### Task to complete
Find the string "Fill" and gather every line that holds it.

### Provided records
>> Start

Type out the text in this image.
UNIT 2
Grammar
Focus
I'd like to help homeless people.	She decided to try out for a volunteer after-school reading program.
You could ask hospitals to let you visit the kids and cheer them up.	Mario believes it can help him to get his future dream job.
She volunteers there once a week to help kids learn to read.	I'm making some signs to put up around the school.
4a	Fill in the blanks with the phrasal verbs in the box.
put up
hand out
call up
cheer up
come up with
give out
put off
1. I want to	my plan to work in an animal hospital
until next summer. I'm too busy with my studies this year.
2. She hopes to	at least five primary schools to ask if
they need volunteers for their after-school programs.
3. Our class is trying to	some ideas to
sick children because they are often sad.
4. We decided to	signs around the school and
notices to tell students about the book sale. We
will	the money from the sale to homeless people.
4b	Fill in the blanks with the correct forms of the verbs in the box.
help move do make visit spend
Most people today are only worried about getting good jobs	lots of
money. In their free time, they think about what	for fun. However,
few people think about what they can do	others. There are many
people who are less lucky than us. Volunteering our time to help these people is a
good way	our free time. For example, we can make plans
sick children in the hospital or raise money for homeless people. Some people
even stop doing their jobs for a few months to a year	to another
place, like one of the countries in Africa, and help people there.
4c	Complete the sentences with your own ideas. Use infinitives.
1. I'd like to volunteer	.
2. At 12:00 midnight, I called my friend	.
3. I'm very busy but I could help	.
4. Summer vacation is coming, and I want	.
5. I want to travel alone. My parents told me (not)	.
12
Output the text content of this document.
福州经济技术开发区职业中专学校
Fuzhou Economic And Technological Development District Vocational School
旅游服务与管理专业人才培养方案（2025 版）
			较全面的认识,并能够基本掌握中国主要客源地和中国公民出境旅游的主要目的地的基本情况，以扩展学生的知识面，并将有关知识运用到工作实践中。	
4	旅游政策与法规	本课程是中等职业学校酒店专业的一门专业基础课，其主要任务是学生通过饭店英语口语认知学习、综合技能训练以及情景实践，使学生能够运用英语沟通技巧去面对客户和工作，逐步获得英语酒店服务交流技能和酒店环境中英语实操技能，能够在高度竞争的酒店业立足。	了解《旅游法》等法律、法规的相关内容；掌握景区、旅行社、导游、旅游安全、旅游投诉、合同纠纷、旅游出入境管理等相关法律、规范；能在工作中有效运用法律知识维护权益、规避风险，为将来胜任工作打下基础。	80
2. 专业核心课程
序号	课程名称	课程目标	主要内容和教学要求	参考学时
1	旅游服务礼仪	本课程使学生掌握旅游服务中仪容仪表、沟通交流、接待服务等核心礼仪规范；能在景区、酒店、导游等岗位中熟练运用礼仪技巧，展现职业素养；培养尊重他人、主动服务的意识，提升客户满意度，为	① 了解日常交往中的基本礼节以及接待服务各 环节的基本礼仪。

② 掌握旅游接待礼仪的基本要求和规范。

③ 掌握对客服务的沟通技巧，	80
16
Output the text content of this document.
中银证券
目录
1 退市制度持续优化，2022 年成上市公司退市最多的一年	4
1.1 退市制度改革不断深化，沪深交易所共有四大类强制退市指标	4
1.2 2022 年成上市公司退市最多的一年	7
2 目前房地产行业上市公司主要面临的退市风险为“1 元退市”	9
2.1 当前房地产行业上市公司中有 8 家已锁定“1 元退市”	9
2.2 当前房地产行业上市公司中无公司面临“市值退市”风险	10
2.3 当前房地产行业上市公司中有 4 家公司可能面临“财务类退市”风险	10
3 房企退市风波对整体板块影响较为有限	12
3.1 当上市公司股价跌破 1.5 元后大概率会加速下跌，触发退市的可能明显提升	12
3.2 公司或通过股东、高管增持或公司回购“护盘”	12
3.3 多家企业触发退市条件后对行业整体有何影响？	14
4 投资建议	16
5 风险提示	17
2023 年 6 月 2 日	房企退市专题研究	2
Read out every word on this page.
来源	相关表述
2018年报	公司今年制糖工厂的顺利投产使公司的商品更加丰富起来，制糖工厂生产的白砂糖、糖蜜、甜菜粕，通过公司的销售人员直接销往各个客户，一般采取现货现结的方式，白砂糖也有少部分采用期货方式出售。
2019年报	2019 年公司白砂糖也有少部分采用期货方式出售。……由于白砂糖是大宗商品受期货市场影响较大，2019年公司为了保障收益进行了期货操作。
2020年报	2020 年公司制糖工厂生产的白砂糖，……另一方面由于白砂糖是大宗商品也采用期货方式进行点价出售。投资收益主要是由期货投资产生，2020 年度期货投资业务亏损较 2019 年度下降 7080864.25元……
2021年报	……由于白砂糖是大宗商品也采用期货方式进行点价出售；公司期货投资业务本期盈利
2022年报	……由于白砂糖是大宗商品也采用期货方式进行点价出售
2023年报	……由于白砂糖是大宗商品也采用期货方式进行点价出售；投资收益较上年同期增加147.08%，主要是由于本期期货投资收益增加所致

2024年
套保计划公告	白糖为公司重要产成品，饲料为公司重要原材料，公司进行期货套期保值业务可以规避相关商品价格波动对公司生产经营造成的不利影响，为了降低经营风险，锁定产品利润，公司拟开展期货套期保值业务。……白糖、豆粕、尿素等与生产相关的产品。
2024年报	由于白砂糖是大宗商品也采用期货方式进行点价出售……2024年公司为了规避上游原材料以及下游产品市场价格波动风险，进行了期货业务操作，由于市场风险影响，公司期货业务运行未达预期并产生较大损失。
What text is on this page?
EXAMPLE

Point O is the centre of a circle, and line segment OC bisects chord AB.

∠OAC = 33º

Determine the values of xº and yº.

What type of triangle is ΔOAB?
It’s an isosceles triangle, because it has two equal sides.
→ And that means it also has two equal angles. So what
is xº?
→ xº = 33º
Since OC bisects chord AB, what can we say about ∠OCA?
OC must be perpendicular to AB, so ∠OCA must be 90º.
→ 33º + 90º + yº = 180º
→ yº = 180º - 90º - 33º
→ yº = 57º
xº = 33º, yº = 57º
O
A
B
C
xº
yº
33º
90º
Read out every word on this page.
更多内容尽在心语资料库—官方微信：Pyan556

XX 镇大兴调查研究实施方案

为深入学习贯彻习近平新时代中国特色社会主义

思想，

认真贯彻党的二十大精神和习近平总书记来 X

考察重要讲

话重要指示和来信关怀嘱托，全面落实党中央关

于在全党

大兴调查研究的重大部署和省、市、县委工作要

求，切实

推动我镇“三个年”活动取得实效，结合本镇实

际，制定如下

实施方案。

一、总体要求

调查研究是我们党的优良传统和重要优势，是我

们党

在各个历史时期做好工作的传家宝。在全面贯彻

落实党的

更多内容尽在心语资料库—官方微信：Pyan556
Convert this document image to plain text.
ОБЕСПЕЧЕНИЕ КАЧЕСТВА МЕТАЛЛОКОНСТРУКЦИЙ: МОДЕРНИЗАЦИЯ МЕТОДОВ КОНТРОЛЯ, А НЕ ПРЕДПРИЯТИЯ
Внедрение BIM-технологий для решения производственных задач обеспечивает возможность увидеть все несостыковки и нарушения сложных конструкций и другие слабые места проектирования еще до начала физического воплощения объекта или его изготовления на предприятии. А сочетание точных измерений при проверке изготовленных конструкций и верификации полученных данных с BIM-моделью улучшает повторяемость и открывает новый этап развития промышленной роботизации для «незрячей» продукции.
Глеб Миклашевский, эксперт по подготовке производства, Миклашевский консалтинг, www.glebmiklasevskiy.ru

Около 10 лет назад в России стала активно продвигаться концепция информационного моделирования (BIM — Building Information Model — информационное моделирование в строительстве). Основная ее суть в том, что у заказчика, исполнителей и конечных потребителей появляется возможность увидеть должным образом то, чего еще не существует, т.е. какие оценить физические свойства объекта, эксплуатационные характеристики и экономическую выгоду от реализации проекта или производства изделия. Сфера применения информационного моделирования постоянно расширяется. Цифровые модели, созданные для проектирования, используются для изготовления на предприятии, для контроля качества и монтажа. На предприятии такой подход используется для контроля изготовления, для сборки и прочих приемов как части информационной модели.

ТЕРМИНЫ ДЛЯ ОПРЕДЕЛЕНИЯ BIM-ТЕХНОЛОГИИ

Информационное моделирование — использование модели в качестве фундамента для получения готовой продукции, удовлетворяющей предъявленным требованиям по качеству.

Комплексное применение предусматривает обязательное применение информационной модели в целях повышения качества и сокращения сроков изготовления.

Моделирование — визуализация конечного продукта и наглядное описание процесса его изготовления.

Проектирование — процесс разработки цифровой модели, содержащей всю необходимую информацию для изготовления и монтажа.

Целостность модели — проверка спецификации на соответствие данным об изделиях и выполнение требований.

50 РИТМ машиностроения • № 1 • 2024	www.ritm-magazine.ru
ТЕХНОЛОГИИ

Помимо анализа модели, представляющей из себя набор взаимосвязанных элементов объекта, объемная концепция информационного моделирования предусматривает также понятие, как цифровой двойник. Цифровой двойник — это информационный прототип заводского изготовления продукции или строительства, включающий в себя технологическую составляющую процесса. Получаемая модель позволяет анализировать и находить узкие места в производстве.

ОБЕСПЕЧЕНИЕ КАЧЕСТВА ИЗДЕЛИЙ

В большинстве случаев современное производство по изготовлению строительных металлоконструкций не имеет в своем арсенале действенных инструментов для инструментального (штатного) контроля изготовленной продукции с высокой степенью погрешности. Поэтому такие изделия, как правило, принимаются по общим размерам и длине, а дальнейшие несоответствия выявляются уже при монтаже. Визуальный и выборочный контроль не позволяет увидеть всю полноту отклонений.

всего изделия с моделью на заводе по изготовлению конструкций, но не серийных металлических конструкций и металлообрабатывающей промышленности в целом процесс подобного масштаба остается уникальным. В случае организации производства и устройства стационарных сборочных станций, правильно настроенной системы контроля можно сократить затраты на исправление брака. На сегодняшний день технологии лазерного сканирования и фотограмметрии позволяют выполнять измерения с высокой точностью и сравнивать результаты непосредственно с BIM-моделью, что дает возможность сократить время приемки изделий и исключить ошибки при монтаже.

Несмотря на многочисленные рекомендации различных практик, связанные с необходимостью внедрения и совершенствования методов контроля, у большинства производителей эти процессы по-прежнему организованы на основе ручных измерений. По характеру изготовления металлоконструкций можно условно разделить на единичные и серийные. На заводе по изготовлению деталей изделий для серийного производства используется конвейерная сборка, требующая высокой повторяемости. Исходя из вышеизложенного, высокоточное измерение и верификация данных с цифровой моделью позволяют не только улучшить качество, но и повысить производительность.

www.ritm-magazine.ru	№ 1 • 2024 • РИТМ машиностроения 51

>> End

### Task output
4a	Fill in the blanks with the phrasal verbs in the box.
4b	Fill in the blanks with the correct forms of the verbs in the box.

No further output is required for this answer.